**Set problem:**
Copy all lines in which the word "thick" can be found.

- - - - - - -

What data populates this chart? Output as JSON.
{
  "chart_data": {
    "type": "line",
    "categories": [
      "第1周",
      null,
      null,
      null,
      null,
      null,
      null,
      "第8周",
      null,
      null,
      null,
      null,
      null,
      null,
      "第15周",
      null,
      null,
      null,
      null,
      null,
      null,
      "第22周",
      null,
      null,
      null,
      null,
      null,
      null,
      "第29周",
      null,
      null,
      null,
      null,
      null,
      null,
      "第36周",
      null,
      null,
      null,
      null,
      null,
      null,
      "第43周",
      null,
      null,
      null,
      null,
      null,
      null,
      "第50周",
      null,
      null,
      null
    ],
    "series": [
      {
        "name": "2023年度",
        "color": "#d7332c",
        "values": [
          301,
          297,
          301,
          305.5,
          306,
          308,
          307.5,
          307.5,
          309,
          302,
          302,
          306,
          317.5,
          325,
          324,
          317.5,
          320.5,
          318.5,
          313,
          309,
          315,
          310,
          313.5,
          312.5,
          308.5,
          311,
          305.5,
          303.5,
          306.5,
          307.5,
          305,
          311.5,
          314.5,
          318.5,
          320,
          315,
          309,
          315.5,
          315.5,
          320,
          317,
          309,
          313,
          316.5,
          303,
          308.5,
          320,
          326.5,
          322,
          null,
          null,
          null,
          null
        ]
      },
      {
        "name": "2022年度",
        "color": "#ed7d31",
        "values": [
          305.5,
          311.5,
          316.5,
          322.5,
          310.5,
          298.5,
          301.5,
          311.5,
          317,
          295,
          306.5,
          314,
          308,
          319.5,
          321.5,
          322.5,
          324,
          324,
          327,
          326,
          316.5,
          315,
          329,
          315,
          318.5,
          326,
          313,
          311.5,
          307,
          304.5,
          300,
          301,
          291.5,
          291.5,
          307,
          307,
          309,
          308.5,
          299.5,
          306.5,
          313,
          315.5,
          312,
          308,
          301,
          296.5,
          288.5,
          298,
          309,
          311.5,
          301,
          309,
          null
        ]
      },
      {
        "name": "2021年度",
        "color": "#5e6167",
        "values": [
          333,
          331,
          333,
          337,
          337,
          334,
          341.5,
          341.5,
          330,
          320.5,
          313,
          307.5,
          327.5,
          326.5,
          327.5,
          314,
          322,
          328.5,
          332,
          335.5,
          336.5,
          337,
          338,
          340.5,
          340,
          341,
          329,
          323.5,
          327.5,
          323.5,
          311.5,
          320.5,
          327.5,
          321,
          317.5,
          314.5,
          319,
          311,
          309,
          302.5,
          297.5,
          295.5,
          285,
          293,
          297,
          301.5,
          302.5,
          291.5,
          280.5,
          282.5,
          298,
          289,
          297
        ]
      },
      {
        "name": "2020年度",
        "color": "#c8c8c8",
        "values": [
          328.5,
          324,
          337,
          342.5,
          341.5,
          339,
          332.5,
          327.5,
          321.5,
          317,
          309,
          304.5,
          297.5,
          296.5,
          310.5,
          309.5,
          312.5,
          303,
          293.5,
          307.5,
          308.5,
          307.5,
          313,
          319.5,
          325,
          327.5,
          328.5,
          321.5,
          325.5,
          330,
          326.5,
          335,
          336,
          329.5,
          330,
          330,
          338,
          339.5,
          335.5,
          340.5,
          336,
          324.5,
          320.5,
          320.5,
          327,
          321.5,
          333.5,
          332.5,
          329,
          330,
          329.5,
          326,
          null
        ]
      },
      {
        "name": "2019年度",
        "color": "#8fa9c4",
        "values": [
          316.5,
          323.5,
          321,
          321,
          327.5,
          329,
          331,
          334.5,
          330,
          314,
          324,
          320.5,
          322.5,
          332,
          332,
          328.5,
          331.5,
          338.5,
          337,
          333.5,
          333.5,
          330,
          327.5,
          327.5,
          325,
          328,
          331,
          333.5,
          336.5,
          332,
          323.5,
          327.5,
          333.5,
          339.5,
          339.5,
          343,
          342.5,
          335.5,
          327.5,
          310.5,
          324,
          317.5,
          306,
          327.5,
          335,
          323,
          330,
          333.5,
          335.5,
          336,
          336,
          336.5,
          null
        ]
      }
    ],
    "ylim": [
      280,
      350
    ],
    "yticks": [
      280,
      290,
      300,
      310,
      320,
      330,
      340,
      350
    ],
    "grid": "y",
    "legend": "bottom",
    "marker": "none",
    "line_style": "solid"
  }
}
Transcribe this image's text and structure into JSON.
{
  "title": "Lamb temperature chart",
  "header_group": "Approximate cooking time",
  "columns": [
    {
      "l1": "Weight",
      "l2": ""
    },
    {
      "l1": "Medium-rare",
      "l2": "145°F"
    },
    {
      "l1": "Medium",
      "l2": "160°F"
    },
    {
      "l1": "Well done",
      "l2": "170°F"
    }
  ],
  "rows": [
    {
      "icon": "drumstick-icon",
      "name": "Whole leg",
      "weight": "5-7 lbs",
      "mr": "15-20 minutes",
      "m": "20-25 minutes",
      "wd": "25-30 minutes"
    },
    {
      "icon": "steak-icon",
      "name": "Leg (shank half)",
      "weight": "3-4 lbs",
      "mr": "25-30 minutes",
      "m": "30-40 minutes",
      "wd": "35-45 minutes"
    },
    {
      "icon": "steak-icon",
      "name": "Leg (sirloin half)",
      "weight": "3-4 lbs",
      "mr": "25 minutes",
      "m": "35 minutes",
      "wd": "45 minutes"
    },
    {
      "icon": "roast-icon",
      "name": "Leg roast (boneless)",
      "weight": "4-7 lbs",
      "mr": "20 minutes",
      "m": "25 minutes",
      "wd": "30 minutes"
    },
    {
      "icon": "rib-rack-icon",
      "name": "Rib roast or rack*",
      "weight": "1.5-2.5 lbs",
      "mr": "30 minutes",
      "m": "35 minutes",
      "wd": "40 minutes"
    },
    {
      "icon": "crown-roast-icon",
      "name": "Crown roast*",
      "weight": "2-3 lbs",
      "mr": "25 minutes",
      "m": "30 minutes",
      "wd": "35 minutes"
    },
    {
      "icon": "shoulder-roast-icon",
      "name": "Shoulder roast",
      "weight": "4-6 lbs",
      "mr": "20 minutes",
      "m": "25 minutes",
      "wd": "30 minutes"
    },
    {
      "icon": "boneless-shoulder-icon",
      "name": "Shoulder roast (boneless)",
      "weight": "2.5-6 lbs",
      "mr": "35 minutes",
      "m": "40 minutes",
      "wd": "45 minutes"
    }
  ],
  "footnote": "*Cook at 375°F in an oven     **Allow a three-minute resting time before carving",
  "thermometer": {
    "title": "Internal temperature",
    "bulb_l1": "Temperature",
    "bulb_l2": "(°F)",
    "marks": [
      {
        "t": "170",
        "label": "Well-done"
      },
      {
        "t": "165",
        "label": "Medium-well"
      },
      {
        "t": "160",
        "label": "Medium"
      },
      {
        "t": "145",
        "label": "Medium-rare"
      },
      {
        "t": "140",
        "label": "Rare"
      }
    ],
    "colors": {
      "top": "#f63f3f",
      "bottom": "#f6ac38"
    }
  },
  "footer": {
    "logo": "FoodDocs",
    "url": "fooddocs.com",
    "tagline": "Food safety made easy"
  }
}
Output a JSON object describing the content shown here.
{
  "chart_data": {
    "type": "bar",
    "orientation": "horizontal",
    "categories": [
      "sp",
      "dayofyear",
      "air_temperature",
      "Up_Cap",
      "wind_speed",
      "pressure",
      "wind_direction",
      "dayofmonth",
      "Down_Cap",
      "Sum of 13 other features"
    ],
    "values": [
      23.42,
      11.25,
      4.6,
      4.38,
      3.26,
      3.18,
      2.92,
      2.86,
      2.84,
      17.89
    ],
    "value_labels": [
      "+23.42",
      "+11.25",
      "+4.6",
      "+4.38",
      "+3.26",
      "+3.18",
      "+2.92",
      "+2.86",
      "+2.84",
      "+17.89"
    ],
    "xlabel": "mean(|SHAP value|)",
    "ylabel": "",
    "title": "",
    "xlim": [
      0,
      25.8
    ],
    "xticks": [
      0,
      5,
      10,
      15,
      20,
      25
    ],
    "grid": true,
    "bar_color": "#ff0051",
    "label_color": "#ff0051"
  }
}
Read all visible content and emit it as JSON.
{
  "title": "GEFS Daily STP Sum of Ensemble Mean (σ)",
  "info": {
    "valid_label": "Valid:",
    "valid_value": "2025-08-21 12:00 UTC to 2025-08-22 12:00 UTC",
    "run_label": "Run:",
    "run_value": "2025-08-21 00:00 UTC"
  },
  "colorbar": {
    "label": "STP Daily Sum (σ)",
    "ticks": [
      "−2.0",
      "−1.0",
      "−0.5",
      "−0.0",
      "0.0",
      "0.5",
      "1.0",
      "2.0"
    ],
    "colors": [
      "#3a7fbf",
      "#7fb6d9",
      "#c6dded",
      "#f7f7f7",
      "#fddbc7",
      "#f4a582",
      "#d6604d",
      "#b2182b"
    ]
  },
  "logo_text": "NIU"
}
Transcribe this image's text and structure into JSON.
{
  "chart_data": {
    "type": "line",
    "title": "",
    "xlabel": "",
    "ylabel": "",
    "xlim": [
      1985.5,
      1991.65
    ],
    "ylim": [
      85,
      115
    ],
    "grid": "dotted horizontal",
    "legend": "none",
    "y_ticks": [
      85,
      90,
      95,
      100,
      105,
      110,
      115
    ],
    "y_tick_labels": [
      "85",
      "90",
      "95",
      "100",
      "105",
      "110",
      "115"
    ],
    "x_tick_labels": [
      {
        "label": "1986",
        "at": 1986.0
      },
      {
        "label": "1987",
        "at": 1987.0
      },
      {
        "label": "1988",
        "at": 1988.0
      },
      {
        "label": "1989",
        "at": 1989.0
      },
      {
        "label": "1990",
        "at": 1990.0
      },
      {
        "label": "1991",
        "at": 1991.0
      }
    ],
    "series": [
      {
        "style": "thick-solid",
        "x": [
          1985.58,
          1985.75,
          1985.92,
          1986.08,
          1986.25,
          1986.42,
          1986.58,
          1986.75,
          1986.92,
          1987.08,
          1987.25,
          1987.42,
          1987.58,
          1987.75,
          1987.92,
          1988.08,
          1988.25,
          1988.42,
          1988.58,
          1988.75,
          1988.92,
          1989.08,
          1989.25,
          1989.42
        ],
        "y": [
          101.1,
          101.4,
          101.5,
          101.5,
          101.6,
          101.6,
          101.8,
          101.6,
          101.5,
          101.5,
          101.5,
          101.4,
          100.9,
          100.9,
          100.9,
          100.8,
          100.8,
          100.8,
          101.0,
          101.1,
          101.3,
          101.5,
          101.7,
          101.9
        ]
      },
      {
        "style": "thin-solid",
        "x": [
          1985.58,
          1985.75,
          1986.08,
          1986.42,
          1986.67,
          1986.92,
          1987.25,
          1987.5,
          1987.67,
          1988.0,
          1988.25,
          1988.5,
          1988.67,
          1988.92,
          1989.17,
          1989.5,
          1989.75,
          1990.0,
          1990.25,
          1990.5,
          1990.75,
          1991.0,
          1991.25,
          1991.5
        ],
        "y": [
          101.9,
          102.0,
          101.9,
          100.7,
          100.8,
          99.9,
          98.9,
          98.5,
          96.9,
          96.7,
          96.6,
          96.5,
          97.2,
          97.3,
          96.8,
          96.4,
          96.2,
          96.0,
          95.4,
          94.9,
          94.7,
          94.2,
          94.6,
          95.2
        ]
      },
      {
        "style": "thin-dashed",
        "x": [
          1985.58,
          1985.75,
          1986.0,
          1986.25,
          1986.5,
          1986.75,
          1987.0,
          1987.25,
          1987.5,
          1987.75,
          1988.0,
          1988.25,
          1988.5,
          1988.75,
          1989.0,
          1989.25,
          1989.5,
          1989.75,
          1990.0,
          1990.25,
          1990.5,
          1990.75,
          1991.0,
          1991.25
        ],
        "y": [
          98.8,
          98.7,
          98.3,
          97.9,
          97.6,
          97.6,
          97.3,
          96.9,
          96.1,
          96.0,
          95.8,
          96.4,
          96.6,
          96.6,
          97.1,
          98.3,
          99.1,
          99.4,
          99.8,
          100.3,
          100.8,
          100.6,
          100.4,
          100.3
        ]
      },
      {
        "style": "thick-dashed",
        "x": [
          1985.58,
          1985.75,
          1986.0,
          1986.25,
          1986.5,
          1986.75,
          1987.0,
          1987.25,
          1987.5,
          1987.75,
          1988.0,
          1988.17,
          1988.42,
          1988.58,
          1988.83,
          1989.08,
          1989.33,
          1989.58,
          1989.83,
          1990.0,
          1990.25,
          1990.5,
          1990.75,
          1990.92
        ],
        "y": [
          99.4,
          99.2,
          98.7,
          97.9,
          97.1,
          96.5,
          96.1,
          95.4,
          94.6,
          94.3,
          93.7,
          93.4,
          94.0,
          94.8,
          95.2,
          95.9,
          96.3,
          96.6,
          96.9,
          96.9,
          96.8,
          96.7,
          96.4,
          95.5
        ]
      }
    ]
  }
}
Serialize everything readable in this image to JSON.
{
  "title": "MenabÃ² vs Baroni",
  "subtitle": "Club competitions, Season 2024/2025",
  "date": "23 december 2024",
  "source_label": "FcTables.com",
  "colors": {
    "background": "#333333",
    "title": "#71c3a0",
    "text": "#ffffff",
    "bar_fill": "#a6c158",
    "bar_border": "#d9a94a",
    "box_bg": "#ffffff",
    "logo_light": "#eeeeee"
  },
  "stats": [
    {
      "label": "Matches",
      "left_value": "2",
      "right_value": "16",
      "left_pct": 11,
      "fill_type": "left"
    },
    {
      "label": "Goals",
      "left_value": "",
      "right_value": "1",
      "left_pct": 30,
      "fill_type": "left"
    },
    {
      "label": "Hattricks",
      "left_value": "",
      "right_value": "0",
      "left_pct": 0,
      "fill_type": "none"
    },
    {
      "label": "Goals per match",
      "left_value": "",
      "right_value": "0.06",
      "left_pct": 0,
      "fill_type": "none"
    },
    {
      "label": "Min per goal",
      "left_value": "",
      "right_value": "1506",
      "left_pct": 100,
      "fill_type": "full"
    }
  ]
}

- - - - - - -

**Task output:**
        "style": "thick-solid",
        "style": "thick-dashed",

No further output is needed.